- [TASK]:
Print every line of the listing exactly, please.

--

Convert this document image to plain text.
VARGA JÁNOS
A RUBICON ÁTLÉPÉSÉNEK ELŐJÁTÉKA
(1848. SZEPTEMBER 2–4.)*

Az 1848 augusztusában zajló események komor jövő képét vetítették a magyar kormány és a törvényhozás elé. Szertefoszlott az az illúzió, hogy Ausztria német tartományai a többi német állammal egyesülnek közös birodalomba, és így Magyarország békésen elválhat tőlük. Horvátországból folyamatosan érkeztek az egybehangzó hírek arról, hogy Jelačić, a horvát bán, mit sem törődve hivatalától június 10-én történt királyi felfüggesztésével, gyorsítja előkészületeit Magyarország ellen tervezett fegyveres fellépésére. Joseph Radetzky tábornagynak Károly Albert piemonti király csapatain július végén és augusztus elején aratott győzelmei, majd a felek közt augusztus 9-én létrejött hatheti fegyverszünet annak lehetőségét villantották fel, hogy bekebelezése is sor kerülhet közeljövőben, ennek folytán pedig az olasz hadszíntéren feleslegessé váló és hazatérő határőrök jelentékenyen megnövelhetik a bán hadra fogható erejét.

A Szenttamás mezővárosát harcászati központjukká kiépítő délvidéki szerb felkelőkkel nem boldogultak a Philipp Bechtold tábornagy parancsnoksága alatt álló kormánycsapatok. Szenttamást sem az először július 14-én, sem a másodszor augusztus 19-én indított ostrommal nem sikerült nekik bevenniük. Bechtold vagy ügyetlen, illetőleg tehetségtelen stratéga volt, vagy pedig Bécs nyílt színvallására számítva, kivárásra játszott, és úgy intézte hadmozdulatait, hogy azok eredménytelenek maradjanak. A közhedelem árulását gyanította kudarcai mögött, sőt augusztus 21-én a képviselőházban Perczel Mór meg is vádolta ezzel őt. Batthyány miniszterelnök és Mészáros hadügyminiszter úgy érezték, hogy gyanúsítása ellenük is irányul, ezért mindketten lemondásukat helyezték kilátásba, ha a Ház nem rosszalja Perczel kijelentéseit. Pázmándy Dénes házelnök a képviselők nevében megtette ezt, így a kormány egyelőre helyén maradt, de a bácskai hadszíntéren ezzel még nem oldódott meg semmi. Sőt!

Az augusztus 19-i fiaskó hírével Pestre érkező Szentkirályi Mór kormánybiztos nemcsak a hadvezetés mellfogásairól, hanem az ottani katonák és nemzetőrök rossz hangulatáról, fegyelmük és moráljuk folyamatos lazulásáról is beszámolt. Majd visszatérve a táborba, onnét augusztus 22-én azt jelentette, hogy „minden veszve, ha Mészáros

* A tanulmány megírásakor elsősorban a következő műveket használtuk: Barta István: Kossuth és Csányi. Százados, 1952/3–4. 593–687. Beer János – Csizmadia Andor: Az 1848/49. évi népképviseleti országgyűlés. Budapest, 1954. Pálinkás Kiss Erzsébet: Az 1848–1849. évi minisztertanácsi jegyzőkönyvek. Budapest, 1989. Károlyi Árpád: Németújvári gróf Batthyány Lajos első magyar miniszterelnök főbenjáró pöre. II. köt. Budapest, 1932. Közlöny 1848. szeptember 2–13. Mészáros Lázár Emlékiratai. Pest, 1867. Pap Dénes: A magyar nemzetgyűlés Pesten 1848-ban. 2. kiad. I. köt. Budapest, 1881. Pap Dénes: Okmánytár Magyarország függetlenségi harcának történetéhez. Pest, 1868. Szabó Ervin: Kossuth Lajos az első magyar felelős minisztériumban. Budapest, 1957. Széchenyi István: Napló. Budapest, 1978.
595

--

- [THE OUTPUT]:
Convert this document image to plain text.
VARGA JÁNOS
A RUBICON ÁTLÉPÉSÉNEK ELŐJÁTÉKA
(1848. SZEPTEMBER 2–4.)*

Az 1848 augusztusában zajló események komor jövő képét vetítették a magyar kormány és a törvényhozás elé. Szertefoszlott az az illúzió, hogy Ausztria német tartományai a többi német állammal egyesülnek közös birodalomba, és így Magyarország békésen elválhat tőlük. Horvátországból folyamatosan érkeztek az egybehangzó hírek arról, hogy Jelačić, a horvát bán, mit sem törődve hivatalától június 10-én történt királyi felfüggesztésével, gyorsítja előkészületeit Magyarország ellen tervezett fegyveres fellépésére. Joseph Radetzky tábornagynak Károly Albert piemonti király csapatain július végén és augusztus elején aratott győzelmei, majd a felek közt augusztus 9-én létrejött hatheti fegyverszünet annak lehetőségét villantották fel, hogy bekebelezése is sor kerülhet közeljövőben, ennek folytán pedig az olasz hadszíntéren feleslegessé váló és hazatérő határőrök jelentékenyen megnövelhetik a bán hadra fogható erejét.

A Szenttamás mezővárosát harcászati központjukká kiépítő délvidéki szerb felkelőkkel nem boldogultak a Philipp Bechtold tábornagy parancsnoksága alatt álló kormánycsapatok. Szenttamást sem az először július 14-én, sem a másodszor augusztus 19-én indított ostrommal nem sikerült nekik bevenniük. Bechtold vagy ügyetlen, illetőleg tehetségtelen stratéga volt, vagy pedig Bécs nyílt színvallására számítva, kivárásra játszott, és úgy intézte hadmozdulatait, hogy azok eredménytelenek maradjanak. A közhedelem árulását gyanította kudarcai mögött, sőt augusztus 21-én a képviselőházban Perczel Mór meg is vádolta ezzel őt. Batthyány miniszterelnök és Mészáros hadügyminiszter úgy érezték, hogy gyanúsítása ellenük is irányul, ezért mindketten lemondásukat helyezték kilátásba, ha a Ház nem rosszalja Perczel kijelentéseit. Pázmándy Dénes házelnök a képviselők nevében megtette ezt, így a kormány egyelőre helyén maradt, de a bácskai hadszíntéren ezzel még nem oldódott meg semmi. Sőt!

Az augusztus 19-i fiaskó hírével Pestre érkező Szentkirályi Mór kormánybiztos nemcsak a hadvezetés mellfogásairól, hanem az ottani katonák és nemzetőrök rossz hangulatáról, fegyelmük és moráljuk folyamatos lazulásáról is beszámolt. Majd visszatérve a táborba, onnét augusztus 22-én azt jelentette, hogy „minden veszve, ha Mészáros

* A tanulmány megírásakor elsősorban a következő műveket használtuk: Barta István: Kossuth és Csányi. Százados, 1952/3–4. 593–687. Beer János – Csizmadia Andor: Az 1848/49. évi népképviseleti országgyűlés. Budapest, 1954. Pálinkás Kiss Erzsébet: Az 1848–1849. évi minisztertanácsi jegyzőkönyvek. Budapest, 1989. Károlyi Árpád: Németújvári gróf Batthyány Lajos első magyar miniszterelnök főbenjáró pöre. II. köt. Budapest, 1932. Közlöny 1848. szeptember 2–13. Mészáros Lázár Emlékiratai. Pest, 1867. Pap Dénes: A magyar nemzetgyűlés Pesten 1848-ban. 2. kiad. I. köt. Budapest, 1881. Pap Dénes: Okmánytár Magyarország függetlenségi harcának történetéhez. Pest, 1868. Szabó Ervin: Kossuth Lajos az első magyar felelős minisztériumban. Budapest, 1957. Széchenyi István: Napló. Budapest, 1978.
595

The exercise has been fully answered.